> Task requirements
Show all lines of the listing that hold the word "Cavity".

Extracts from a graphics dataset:
- - - - -
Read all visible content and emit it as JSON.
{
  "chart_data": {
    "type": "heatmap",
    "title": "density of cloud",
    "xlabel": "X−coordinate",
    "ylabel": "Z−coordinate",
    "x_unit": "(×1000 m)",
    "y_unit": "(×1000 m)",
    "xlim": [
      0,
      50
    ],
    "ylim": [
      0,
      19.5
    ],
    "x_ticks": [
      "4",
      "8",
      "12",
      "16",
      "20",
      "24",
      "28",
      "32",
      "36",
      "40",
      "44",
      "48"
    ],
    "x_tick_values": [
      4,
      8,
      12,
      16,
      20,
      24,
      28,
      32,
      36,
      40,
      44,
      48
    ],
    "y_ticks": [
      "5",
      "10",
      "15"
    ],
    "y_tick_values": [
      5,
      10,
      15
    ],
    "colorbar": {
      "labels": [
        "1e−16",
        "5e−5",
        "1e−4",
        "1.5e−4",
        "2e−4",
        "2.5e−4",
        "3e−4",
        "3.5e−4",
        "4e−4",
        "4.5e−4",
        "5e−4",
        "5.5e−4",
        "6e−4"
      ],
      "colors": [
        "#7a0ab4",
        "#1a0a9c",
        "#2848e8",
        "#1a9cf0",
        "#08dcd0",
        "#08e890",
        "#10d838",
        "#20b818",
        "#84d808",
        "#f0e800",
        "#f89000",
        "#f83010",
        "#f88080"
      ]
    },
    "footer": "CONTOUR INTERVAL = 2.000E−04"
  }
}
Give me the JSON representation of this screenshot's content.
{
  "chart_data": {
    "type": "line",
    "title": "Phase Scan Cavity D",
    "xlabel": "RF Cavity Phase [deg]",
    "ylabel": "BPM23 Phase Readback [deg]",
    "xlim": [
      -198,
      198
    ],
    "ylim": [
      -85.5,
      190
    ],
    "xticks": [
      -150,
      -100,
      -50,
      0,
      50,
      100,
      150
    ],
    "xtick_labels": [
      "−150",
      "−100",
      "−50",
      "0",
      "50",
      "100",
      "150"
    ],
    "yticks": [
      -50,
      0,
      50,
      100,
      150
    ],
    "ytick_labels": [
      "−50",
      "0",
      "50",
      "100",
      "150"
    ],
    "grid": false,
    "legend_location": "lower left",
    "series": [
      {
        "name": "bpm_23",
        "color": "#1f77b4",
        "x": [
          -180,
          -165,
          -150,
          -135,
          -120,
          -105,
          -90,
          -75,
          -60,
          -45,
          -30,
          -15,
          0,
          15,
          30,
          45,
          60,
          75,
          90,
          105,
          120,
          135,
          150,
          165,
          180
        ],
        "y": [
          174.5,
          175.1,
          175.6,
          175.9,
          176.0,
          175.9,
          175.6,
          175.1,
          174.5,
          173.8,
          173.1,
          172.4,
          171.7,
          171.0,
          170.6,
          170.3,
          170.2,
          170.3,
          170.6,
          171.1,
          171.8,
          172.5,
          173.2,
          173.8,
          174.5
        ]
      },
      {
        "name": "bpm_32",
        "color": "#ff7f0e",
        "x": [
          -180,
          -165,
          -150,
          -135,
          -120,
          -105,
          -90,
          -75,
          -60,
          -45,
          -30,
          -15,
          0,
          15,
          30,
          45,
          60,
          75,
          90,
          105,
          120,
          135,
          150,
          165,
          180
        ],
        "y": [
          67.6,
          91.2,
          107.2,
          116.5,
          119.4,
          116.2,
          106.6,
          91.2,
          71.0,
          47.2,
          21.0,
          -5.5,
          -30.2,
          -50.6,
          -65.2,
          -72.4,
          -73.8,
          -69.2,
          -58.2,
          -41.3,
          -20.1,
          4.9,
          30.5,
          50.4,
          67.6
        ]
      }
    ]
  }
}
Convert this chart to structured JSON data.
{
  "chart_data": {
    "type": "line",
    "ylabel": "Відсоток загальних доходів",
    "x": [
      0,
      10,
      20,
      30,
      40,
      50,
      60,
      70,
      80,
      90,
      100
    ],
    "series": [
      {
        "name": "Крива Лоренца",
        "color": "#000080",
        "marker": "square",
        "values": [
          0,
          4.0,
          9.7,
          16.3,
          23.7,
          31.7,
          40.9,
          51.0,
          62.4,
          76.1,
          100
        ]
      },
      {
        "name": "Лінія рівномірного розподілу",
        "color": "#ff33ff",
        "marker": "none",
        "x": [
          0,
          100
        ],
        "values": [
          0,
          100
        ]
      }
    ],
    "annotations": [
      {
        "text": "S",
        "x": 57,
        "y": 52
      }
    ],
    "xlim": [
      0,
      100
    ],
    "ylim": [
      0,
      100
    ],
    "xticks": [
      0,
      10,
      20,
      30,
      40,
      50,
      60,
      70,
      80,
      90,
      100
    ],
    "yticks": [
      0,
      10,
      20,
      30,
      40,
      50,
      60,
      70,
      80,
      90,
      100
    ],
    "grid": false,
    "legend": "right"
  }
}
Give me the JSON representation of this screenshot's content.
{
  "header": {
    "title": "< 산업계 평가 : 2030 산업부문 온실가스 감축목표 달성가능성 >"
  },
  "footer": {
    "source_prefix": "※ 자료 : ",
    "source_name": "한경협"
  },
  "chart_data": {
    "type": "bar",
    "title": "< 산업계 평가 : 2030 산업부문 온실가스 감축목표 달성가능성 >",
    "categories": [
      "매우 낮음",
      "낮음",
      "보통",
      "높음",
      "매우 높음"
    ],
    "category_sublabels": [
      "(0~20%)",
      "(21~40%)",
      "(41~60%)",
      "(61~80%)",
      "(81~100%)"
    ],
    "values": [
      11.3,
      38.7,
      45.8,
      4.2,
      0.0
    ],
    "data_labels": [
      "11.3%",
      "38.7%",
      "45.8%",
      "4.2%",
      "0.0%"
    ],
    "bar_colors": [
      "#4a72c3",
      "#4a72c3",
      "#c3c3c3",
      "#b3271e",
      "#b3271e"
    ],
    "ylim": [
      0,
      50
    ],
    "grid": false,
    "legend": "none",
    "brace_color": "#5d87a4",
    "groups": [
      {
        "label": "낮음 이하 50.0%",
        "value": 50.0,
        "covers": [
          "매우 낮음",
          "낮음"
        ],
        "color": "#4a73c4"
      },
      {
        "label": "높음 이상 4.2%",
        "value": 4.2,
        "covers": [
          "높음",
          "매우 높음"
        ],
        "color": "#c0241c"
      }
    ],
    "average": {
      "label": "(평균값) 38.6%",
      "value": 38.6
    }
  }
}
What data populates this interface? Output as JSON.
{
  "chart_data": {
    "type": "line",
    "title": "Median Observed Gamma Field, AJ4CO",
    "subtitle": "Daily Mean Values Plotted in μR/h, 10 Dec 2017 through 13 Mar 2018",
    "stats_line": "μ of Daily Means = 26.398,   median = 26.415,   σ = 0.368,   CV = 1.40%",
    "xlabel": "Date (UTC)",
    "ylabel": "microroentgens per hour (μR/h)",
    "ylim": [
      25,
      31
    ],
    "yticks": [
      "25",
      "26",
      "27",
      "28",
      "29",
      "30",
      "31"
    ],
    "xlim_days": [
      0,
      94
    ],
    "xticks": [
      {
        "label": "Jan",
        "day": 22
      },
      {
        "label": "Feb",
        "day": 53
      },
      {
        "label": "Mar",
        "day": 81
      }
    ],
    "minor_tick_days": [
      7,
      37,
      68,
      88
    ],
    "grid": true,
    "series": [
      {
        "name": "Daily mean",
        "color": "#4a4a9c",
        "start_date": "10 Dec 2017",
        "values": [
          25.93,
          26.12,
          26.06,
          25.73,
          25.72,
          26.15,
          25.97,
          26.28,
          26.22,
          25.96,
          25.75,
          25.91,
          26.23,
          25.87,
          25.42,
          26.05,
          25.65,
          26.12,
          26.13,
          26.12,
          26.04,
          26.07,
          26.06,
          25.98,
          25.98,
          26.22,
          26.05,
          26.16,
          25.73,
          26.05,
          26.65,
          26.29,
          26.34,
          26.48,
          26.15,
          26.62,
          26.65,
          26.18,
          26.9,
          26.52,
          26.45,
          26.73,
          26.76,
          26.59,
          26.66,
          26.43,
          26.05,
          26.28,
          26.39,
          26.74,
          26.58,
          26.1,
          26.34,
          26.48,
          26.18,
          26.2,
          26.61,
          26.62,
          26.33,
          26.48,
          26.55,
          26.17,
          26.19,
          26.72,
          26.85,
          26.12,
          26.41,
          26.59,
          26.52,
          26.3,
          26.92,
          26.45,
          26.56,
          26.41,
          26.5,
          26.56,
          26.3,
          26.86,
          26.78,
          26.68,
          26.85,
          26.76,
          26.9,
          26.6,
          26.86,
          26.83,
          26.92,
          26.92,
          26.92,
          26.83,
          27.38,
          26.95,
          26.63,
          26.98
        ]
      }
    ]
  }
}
- - - - -
> Answer below
    "title": "Phase Scan Cavity D",
    "xlabel": "RF Cavity Phase [deg]",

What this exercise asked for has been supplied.